SHORT TASK ->
The records below must be copied in full; omit the images.

Dataset items ->
# # #
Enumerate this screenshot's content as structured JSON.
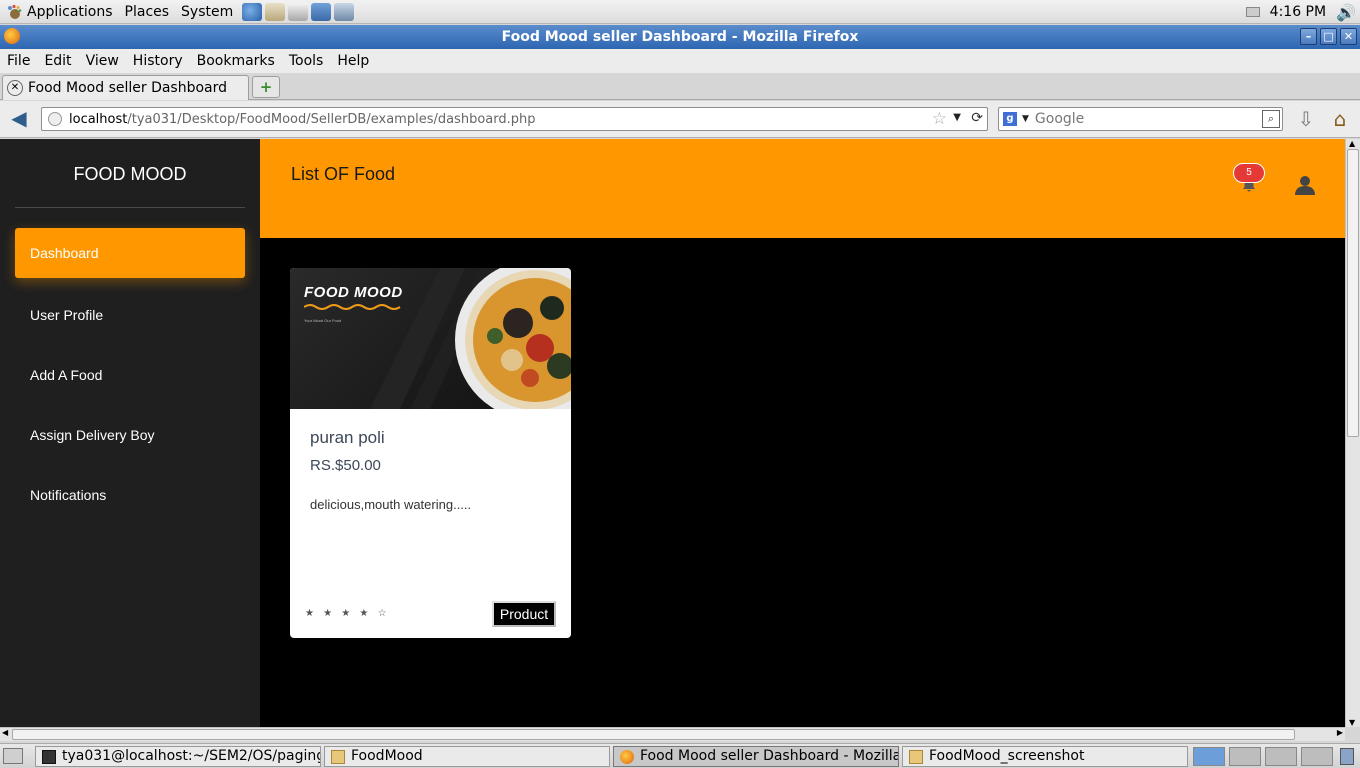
{
  "top_panel": {
    "menus": [
      "Applications",
      "Places",
      "System"
    ],
    "clock": "4:16 PM"
  },
  "window": {
    "title": "Food Mood seller Dashboard - Mozilla Firefox",
    "controls": [
      "minimize",
      "maximize",
      "close"
    ]
  },
  "menubar": [
    "File",
    "Edit",
    "View",
    "History",
    "Bookmarks",
    "Tools",
    "Help"
  ],
  "tab": {
    "label": "Food Mood seller Dashboard"
  },
  "navbar": {
    "url_host": "localhost",
    "url_path": "/tya031/Desktop/FoodMood/SellerDB/examples/dashboard.php",
    "search_placeholder": "Google"
  },
  "sidebar": {
    "brand": "FOOD MOOD",
    "items": [
      {
        "label": "Dashboard",
        "active": true
      },
      {
        "label": "User Profile",
        "active": false
      },
      {
        "label": "Add A Food",
        "active": false
      },
      {
        "label": "Assign Delivery Boy",
        "active": false
      },
      {
        "label": "Notifications",
        "active": false
      }
    ]
  },
  "header": {
    "title": "List OF Food",
    "notification_count": "5"
  },
  "food_card": {
    "image_brand": "FOOD MOOD",
    "image_tagline": "Your Mood Our Food",
    "name": "puran poli",
    "price": "RS.$50.00",
    "description": "delicious,mouth watering.....",
    "stars": "★ ★ ★ ★ ☆",
    "rating": 4,
    "rating_max": 5,
    "button_label": "Product"
  },
  "taskbar": {
    "tasks": [
      {
        "label": "tya031@localhost:~/SEM2/OS/paging",
        "active": false
      },
      {
        "label": "FoodMood",
        "active": false
      },
      {
        "label": "Food Mood seller Dashboard - Mozilla...",
        "active": true
      },
      {
        "label": "FoodMood_screenshot",
        "active": false
      }
    ]
  },
  "colors": {
    "accent": "#ff9800",
    "sidebar_bg": "#1f1f1f",
    "content_bg": "#000000",
    "badge": "#e53935"
  }
}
# # #
SOLUTION FOR THIS PROBLEM ->
Enumerate this screenshot's content as structured JSON.
{
  "top_panel": {
    "menus": [
      "Applications",
      "Places",
      "System"
    ],
    "clock": "4:16 PM"
  },
  "window": {
    "title": "Food Mood seller Dashboard - Mozilla Firefox",
    "controls": [
      "minimize",
      "maximize",
      "close"
    ]
  },
  "menubar": [
    "File",
    "Edit",
    "View",
    "History",
    "Bookmarks",
    "Tools",
    "Help"
  ],
  "tab": {
    "label": "Food Mood seller Dashboard"
  },
  "navbar": {
    "url_host": "localhost",
    "url_path": "/tya031/Desktop/FoodMood/SellerDB/examples/dashboard.php",
    "search_placeholder": "Google"
  },
  "sidebar": {
    "brand": "FOOD MOOD",
    "items": [
      {
        "label": "Dashboard",
        "active": true
      },
      {
        "label": "User Profile",
        "active": false
      },
      {
        "label": "Add A Food",
        "active": false
      },
      {
        "label": "Assign Delivery Boy",
        "active": false
      },
      {
        "label": "Notifications",
        "active": false
      }
    ]
  },
  "header": {
    "title": "List OF Food",
    "notification_count": "5"
  },
  "food_card": {
    "image_brand": "FOOD MOOD",
    "image_tagline": "Your Mood Our Food",
    "name": "puran poli",
    "price": "RS.$50.00",
    "description": "delicious,mouth watering.....",
    "stars": "★ ★ ★ ★ ☆",
    "rating": 4,
    "rating_max": 5,
    "button_label": "Product"
  },
  "taskbar": {
    "tasks": [
      {
        "label": "tya031@localhost:~/SEM2/OS/paging",
        "active": false
      },
      {
        "label": "FoodMood",
        "active": false
      },
      {
        "label": "Food Mood seller Dashboard - Mozilla...",
        "active": true
      },
      {
        "label": "FoodMood_screenshot",
        "active": false
      }
    ]
  },
  "colors": {
    "accent": "#ff9800",
    "sidebar_bg": "#1f1f1f",
    "content_bg": "#000000",
    "badge": "#e53935"
  }
}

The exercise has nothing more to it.